Reproduce the following lines verbatim.

*** Listed entries ***

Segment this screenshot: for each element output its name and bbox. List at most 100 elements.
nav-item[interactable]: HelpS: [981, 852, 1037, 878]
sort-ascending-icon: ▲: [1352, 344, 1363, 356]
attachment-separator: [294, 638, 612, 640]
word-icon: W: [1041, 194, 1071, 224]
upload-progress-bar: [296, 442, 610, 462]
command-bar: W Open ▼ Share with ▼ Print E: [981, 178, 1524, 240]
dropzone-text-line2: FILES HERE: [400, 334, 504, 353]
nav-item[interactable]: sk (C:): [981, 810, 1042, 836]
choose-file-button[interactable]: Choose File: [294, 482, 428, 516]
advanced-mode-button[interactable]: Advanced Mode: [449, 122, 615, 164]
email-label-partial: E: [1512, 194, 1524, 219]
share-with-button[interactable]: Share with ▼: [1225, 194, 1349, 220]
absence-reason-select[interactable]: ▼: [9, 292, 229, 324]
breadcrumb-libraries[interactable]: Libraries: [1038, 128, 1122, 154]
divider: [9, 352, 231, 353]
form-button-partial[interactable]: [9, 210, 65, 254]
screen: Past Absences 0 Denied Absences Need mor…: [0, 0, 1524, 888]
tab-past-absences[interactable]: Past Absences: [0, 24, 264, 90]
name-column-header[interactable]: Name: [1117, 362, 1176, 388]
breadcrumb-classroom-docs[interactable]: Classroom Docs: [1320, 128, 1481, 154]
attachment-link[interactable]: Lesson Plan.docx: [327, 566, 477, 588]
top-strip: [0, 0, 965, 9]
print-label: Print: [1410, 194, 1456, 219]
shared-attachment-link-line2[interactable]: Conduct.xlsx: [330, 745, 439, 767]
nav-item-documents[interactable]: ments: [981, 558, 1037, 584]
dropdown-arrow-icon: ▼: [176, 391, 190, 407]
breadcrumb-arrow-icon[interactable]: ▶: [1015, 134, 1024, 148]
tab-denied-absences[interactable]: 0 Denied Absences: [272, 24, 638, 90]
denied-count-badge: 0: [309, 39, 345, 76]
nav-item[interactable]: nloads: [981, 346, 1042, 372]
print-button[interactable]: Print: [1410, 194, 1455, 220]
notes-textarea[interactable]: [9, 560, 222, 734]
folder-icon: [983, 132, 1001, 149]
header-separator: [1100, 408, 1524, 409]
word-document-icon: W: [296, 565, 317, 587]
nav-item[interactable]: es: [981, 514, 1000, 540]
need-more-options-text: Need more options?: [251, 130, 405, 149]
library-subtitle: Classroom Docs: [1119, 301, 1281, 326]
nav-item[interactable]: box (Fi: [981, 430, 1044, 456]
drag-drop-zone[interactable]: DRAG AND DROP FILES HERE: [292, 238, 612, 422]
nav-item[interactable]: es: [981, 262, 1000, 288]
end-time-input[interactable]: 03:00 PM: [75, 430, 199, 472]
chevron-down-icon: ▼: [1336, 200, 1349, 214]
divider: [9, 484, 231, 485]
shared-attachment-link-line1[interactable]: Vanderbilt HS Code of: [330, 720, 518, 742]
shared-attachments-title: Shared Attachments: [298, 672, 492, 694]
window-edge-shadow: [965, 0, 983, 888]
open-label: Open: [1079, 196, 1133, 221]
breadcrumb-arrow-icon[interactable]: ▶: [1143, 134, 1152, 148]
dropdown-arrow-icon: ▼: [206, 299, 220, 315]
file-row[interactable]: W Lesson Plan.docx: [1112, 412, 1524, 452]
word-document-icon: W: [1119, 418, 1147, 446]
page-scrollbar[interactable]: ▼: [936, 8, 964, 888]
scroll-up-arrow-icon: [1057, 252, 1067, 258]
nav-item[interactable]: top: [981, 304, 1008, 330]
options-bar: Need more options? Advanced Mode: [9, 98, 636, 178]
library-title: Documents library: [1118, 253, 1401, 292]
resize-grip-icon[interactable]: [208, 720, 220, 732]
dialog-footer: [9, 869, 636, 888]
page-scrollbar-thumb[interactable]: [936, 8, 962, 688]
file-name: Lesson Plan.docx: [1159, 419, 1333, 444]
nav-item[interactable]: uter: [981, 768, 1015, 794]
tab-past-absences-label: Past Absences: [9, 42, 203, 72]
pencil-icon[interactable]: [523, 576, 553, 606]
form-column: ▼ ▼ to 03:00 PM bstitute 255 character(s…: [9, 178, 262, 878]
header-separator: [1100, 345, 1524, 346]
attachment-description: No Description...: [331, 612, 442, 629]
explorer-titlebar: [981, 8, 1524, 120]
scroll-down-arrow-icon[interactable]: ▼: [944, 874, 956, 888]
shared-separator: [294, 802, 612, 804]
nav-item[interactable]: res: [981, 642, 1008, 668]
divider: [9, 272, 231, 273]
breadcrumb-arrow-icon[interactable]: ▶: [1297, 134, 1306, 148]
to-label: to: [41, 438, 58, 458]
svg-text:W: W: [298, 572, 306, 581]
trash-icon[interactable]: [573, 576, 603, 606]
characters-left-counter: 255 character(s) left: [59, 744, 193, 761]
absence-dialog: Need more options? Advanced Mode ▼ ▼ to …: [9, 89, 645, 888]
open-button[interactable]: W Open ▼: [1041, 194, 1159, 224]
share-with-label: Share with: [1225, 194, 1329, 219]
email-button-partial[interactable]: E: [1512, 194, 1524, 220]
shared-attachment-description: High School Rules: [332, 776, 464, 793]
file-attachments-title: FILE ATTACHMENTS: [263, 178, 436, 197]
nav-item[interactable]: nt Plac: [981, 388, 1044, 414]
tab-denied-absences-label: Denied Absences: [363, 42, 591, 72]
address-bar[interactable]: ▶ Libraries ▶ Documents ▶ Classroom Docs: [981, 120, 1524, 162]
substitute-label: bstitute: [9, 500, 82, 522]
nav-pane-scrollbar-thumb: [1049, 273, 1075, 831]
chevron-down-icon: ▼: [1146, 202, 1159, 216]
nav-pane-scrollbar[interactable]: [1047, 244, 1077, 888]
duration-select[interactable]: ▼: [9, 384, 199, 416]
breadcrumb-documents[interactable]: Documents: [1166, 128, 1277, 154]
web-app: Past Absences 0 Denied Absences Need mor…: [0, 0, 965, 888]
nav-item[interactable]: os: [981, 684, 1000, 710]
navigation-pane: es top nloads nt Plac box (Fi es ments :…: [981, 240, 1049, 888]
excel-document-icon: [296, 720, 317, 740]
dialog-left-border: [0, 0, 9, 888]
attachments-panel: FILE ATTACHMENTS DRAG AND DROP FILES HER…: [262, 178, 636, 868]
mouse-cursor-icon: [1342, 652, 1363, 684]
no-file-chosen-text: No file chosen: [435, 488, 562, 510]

***

Answer to this task:
Segment this screenshot: for each element output its name and bbox. List at most 100 elements.
nav-item[interactable]: HelpS: [981, 852, 1037, 878]
sort-ascending-icon: ▲: [1352, 344, 1363, 356]
attachment-separator: [294, 638, 612, 640]
word-icon: W: [1041, 194, 1071, 224]
upload-progress-bar: [296, 442, 610, 462]
command-bar: W Open ▼ Share with ▼ Print E: [981, 178, 1524, 240]
dropzone-text-line2: FILES HERE: [400, 334, 504, 353]
nav-item[interactable]: sk (C:): [981, 810, 1042, 836]
choose-file-button[interactable]: Choose File: [294, 482, 428, 516]
advanced-mode-button[interactable]: Advanced Mode: [449, 122, 615, 164]
email-label-partial: E: [1512, 194, 1524, 219]
share-with-button[interactable]: Share with ▼: [1225, 194, 1349, 220]
absence-reason-select[interactable]: ▼: [9, 292, 229, 324]
breadcrumb-libraries[interactable]: Libraries: [1038, 128, 1122, 154]
divider: [9, 352, 231, 353]
form-button-partial[interactable]: [9, 210, 65, 254]
screen: Past Absences 0 Denied Absences Need mor…: [0, 0, 1524, 888]
tab-past-absences[interactable]: Past Absences: [0, 24, 264, 90]
name-column-header[interactable]: Name: [1117, 362, 1176, 388]
breadcrumb-classroom-docs[interactable]: Classroom Docs: [1320, 128, 1481, 154]
attachment-link[interactable]: Lesson Plan.docx: [327, 566, 477, 588]
top-strip: [0, 0, 965, 9]
print-label: Print: [1410, 194, 1456, 219]
shared-attachment-link-line2[interactable]: Conduct.xlsx: [330, 745, 439, 767]
nav-item-documents[interactable]: ments: [981, 558, 1037, 584]
dropdown-arrow-icon: ▼: [176, 391, 190, 407]
breadcrumb-arrow-icon[interactable]: ▶: [1015, 134, 1024, 148]
tab-denied-absences[interactable]: 0 Denied Absences: [272, 24, 638, 90]
denied-count-badge: 0: [309, 39, 345, 76]
nav-item[interactable]: nloads: [981, 346, 1042, 372]
print-button[interactable]: Print: [1410, 194, 1455, 220]
notes-textarea[interactable]: [9, 560, 222, 734]
folder-icon: [983, 132, 1001, 149]
header-separator: [1100, 408, 1524, 409]
word-document-icon: W: [296, 565, 317, 587]
nav-item[interactable]: es: [981, 514, 1000, 540]
need-more-options-text: Need more options?: [251, 130, 405, 149]
library-subtitle: Classroom Docs: [1119, 301, 1281, 326]
nav-item[interactable]: box (Fi: [981, 430, 1044, 456]
drag-drop-zone[interactable]: DRAG AND DROP FILES HERE: [292, 238, 612, 422]
nav-item[interactable]: es: [981, 262, 1000, 288]
end-time-input[interactable]: 03:00 PM: [75, 430, 199, 472]
chevron-down-icon: ▼: [1336, 200, 1349, 214]
divider: [9, 484, 231, 485]
shared-attachment-link-line1[interactable]: Vanderbilt HS Code of: [330, 720, 518, 742]
shared-attachments-title: Shared Attachments: [298, 672, 492, 694]
window-edge-shadow: [965, 0, 983, 888]
open-label: Open: [1079, 196, 1133, 221]
breadcrumb-arrow-icon[interactable]: ▶: [1143, 134, 1152, 148]
dropdown-arrow-icon: ▼: [206, 299, 220, 315]
file-row[interactable]: W Lesson Plan.docx: [1112, 412, 1524, 452]
word-document-icon: W: [1119, 418, 1147, 446]
page-scrollbar[interactable]: ▼: [936, 8, 964, 888]
scroll-up-arrow-icon: [1057, 252, 1067, 258]
nav-item[interactable]: top: [981, 304, 1008, 330]
options-bar: Need more options? Advanced Mode: [9, 98, 636, 178]
library-title: Documents library: [1118, 253, 1401, 292]
resize-grip-icon[interactable]: [208, 720, 220, 732]
dialog-footer: [9, 869, 636, 888]
page-scrollbar-thumb[interactable]: [936, 8, 962, 688]
file-name: Lesson Plan.docx: [1159, 419, 1333, 444]
nav-item[interactable]: uter: [981, 768, 1015, 794]
tab-past-absences-label: Past Absences: [9, 42, 203, 72]
pencil-icon[interactable]: [523, 576, 553, 606]
form-column: ▼ ▼ to 03:00 PM bstitute 255 character(s…: [9, 178, 262, 878]
header-separator: [1100, 345, 1524, 346]
attachment-description: No Description...: [331, 612, 442, 629]
explorer-titlebar: [981, 8, 1524, 120]
scroll-down-arrow-icon[interactable]: ▼: [944, 874, 956, 888]
shared-separator: [294, 802, 612, 804]
nav-item[interactable]: res: [981, 642, 1008, 668]
divider: [9, 272, 231, 273]
breadcrumb-arrow-icon[interactable]: ▶: [1297, 134, 1306, 148]
to-label: to: [41, 438, 58, 458]
svg-text:W: W: [298, 572, 306, 581]
trash-icon[interactable]: [573, 576, 603, 606]
characters-left-counter: 255 character(s) left: [59, 744, 193, 761]
absence-dialog: Need more options? Advanced Mode ▼ ▼ to …: [9, 89, 645, 888]
open-button[interactable]: W Open ▼: [1041, 194, 1159, 224]
share-with-label: Share with: [1225, 194, 1329, 219]
email-button-partial[interactable]: E: [1512, 194, 1524, 220]
shared-attachment-description: High School Rules: [332, 776, 464, 793]
file-attachments-title: FILE ATTACHMENTS: [263, 178, 436, 197]
nav-item[interactable]: nt Plac: [981, 388, 1044, 414]
tab-denied-absences-label: Denied Absences: [363, 42, 591, 72]
address-bar[interactable]: ▶ Libraries ▶ Documents ▶ Classroom Docs: [981, 120, 1524, 162]
substitute-label: bstitute: [9, 500, 82, 522]
nav-pane-scrollbar-thumb: [1049, 273, 1075, 831]
chevron-down-icon: ▼: [1146, 202, 1159, 216]
nav-pane-scrollbar[interactable]: [1047, 244, 1077, 888]
duration-select[interactable]: ▼: [9, 384, 199, 416]
breadcrumb-documents[interactable]: Documents: [1166, 128, 1277, 154]
web-app: Past Absences 0 Denied Absences Need mor…: [0, 0, 965, 888]
nav-item[interactable]: os: [981, 684, 1000, 710]
navigation-pane: es top nloads nt Plac box (Fi es ments :…: [981, 240, 1049, 888]
excel-document-icon: [296, 720, 317, 740]
dialog-left-border: [0, 0, 9, 888]
attachments-panel: FILE ATTACHMENTS DRAG AND DROP FILES HER…: [262, 178, 636, 868]
mouse-cursor-icon: [1342, 652, 1363, 684]
no-file-chosen-text: No file chosen: [435, 488, 562, 510]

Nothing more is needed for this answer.